**Set task**:
Transcribe the records in full, keeping every character as it is.

— BEGIN Raw data —

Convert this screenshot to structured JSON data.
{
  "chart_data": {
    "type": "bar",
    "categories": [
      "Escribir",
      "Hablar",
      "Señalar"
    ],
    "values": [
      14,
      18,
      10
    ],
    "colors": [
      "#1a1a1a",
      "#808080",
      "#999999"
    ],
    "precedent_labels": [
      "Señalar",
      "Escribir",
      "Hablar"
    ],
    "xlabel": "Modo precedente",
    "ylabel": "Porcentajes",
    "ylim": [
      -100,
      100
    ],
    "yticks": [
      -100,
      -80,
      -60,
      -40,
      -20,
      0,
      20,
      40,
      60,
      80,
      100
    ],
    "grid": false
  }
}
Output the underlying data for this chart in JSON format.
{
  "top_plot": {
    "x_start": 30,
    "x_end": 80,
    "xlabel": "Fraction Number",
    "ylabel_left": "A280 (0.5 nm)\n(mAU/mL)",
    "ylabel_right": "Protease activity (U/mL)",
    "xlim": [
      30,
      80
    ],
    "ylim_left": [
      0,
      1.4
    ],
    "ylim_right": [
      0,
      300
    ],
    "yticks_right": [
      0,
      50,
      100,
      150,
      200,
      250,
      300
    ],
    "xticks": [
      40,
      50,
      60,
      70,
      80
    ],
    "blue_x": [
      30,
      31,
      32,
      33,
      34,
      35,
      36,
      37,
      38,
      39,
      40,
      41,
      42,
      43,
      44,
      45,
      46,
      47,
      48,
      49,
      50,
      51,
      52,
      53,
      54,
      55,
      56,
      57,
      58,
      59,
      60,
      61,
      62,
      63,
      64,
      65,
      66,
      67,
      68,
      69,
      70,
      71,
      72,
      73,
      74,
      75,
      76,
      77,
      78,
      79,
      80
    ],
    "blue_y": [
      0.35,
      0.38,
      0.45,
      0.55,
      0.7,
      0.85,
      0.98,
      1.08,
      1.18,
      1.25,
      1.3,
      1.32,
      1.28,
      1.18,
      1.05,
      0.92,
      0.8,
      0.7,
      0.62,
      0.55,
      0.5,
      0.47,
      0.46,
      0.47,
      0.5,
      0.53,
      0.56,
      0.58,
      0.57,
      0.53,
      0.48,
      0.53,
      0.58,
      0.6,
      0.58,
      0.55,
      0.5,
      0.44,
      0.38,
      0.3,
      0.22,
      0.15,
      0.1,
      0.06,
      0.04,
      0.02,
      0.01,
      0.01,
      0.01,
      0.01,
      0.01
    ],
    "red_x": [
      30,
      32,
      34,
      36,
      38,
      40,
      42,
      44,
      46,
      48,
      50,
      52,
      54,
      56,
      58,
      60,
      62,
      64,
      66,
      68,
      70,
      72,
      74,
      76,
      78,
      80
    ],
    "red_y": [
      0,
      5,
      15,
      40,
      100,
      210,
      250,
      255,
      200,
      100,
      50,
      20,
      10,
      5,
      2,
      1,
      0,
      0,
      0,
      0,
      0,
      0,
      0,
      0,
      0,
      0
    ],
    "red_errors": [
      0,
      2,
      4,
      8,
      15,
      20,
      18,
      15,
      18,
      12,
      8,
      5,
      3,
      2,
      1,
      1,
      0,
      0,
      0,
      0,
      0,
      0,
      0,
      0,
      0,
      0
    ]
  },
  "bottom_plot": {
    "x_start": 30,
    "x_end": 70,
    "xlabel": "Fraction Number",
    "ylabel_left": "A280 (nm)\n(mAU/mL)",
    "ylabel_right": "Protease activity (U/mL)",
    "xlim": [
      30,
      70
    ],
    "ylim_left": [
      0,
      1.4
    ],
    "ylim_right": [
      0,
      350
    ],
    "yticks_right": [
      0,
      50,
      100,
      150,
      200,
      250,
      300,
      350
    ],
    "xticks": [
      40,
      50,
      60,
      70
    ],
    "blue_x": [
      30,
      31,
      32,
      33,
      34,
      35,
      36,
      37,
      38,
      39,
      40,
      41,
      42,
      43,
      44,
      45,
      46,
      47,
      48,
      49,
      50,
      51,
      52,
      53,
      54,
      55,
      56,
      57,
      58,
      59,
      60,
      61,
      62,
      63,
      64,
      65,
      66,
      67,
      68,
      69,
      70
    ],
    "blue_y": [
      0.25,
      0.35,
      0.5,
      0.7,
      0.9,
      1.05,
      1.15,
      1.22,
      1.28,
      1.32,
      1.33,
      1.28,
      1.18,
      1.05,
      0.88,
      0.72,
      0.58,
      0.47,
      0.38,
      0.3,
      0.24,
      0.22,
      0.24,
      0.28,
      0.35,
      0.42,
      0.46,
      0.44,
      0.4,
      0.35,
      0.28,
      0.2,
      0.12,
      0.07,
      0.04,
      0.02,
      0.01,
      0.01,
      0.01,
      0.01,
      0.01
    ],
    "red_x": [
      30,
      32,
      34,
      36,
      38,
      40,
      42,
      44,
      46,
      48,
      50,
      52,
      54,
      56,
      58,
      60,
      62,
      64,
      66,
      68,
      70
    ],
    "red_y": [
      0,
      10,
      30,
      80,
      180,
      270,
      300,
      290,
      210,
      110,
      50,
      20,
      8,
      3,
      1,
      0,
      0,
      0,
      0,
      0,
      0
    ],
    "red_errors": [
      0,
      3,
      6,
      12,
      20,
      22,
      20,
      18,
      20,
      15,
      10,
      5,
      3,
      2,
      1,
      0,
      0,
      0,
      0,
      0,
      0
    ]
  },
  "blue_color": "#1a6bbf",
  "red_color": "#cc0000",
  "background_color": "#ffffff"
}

— END Raw data —

**Result for this task**:
Convert this screenshot to structured JSON data.
{
  "chart_data": {
    "type": "bar",
    "categories": [
      "Escribir",
      "Hablar",
      "Señalar"
    ],
    "values": [
      14,
      18,
      10
    ],
    "colors": [
      "#1a1a1a",
      "#808080",
      "#999999"
    ],
    "precedent_labels": [
      "Señalar",
      "Escribir",
      "Hablar"
    ],
    "xlabel": "Modo precedente",
    "ylabel": "Porcentajes",
    "ylim": [
      -100,
      100
    ],
    "yticks": [
      -100,
      -80,
      -60,
      -40,
      -20,
      0,
      20,
      40,
      60,
      80,
      100
    ],
    "grid": false
  }
}
Output the underlying data for this chart in JSON format.
{
  "top_plot": {
    "x_start": 30,
    "x_end": 80,
    "xlabel": "Fraction Number",
    "ylabel_left": "A280 (0.5 nm)\n(mAU/mL)",
    "ylabel_right": "Protease activity (U/mL)",
    "xlim": [
      30,
      80
    ],
    "ylim_left": [
      0,
      1.4
    ],
    "ylim_right": [
      0,
      300
    ],
    "yticks_right": [
      0,
      50,
      100,
      150,
      200,
      250,
      300
    ],
    "xticks": [
      40,
      50,
      60,
      70,
      80
    ],
    "blue_x": [
      30,
      31,
      32,
      33,
      34,
      35,
      36,
      37,
      38,
      39,
      40,
      41,
      42,
      43,
      44,
      45,
      46,
      47,
      48,
      49,
      50,
      51,
      52,
      53,
      54,
      55,
      56,
      57,
      58,
      59,
      60,
      61,
      62,
      63,
      64,
      65,
      66,
      67,
      68,
      69,
      70,
      71,
      72,
      73,
      74,
      75,
      76,
      77,
      78,
      79,
      80
    ],
    "blue_y": [
      0.35,
      0.38,
      0.45,
      0.55,
      0.7,
      0.85,
      0.98,
      1.08,
      1.18,
      1.25,
      1.3,
      1.32,
      1.28,
      1.18,
      1.05,
      0.92,
      0.8,
      0.7,
      0.62,
      0.55,
      0.5,
      0.47,
      0.46,
      0.47,
      0.5,
      0.53,
      0.56,
      0.58,
      0.57,
      0.53,
      0.48,
      0.53,
      0.58,
      0.6,
      0.58,
      0.55,
      0.5,
      0.44,
      0.38,
      0.3,
      0.22,
      0.15,
      0.1,
      0.06,
      0.04,
      0.02,
      0.01,
      0.01,
      0.01,
      0.01,
      0.01
    ],
    "red_x": [
      30,
      32,
      34,
      36,
      38,
      40,
      42,
      44,
      46,
      48,
      50,
      52,
      54,
      56,
      58,
      60,
      62,
      64,
      66,
      68,
      70,
      72,
      74,
      76,
      78,
      80
    ],
    "red_y": [
      0,
      5,
      15,
      40,
      100,
      210,
      250,
      255,
      200,
      100,
      50,
      20,
      10,
      5,
      2,
      1,
      0,
      0,
      0,
      0,
      0,
      0,
      0,
      0,
      0,
      0
    ],
    "red_errors": [
      0,
      2,
      4,
      8,
      15,
      20,
      18,
      15,
      18,
      12,
      8,
      5,
      3,
      2,
      1,
      1,
      0,
      0,
      0,
      0,
      0,
      0,
      0,
      0,
      0,
      0
    ]
  },
  "bottom_plot": {
    "x_start": 30,
    "x_end": 70,
    "xlabel": "Fraction Number",
    "ylabel_left": "A280 (nm)\n(mAU/mL)",
    "ylabel_right": "Protease activity (U/mL)",
    "xlim": [
      30,
      70
    ],
    "ylim_left": [
      0,
      1.4
    ],
    "ylim_right": [
      0,
      350
    ],
    "yticks_right": [
      0,
      50,
      100,
      150,
      200,
      250,
      300,
      350
    ],
    "xticks": [
      40,
      50,
      60,
      70
    ],
    "blue_x": [
      30,
      31,
      32,
      33,
      34,
      35,
      36,
      37,
      38,
      39,
      40,
      41,
      42,
      43,
      44,
      45,
      46,
      47,
      48,
      49,
      50,
      51,
      52,
      53,
      54,
      55,
      56,
      57,
      58,
      59,
      60,
      61,
      62,
      63,
      64,
      65,
      66,
      67,
      68,
      69,
      70
    ],
    "blue_y": [
      0.25,
      0.35,
      0.5,
      0.7,
      0.9,
      1.05,
      1.15,
      1.22,
      1.28,
      1.32,
      1.33,
      1.28,
      1.18,
      1.05,
      0.88,
      0.72,
      0.58,
      0.47,
      0.38,
      0.3,
      0.24,
      0.22,
      0.24,
      0.28,
      0.35,
      0.42,
      0.46,
      0.44,
      0.4,
      0.35,
      0.28,
      0.2,
      0.12,
      0.07,
      0.04,
      0.02,
      0.01,
      0.01,
      0.01,
      0.01,
      0.01
    ],
    "red_x": [
      30,
      32,
      34,
      36,
      38,
      40,
      42,
      44,
      46,
      48,
      50,
      52,
      54,
      56,
      58,
      60,
      62,
      64,
      66,
      68,
      70
    ],
    "red_y": [
      0,
      10,
      30,
      80,
      180,
      270,
      300,
      290,
      210,
      110,
      50,
      20,
      8,
      3,
      1,
      0,
      0,
      0,
      0,
      0,
      0
    ],
    "red_errors": [
      0,
      3,
      6,
      12,
      20,
      22,
      20,
      18,
      20,
      15,
      10,
      5,
      3,
      2,
      1,
      0,
      0,
      0,
      0,
      0,
      0
    ]
  },
  "blue_color": "#1a6bbf",
  "red_color": "#cc0000",
  "background_color": "#ffffff"
}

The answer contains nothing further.